TO DO
Out of all the lines below, count those with the word "seed". Give the number only.

######

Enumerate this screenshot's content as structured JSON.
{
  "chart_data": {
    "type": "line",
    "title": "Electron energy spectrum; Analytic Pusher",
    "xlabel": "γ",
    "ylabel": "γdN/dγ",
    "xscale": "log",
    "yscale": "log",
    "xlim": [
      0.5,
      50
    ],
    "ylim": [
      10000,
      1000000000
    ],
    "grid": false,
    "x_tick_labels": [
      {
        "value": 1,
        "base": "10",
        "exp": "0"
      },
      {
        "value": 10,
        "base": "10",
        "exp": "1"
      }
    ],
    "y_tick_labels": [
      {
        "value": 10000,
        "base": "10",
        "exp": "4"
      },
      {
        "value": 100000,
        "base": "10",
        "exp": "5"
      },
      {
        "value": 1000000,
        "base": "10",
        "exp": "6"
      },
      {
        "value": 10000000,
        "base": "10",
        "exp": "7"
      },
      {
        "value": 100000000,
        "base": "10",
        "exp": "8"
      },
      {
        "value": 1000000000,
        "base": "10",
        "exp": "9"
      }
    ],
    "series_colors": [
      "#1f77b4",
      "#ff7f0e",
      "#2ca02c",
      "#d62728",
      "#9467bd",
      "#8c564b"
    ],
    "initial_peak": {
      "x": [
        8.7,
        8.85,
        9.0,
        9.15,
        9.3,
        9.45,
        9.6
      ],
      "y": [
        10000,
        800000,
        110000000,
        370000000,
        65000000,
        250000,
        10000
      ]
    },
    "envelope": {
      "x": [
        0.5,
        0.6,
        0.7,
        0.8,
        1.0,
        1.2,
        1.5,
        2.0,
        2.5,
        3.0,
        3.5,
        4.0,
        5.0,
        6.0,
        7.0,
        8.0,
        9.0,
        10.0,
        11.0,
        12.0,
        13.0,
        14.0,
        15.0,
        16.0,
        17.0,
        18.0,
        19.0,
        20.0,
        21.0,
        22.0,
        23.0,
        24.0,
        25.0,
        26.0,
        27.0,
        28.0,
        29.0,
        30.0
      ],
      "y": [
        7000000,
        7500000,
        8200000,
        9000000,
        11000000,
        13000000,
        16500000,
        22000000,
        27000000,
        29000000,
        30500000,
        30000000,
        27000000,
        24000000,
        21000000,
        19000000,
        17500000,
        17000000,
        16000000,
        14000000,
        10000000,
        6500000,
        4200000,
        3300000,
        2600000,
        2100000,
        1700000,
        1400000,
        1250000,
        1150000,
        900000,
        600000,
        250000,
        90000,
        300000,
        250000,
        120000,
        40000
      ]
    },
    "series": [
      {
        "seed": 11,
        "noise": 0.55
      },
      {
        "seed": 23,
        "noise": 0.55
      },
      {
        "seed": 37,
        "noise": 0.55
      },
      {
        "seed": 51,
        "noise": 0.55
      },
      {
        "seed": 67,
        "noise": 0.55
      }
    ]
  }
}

######

RESPONSE TO THIS EXERCISE
5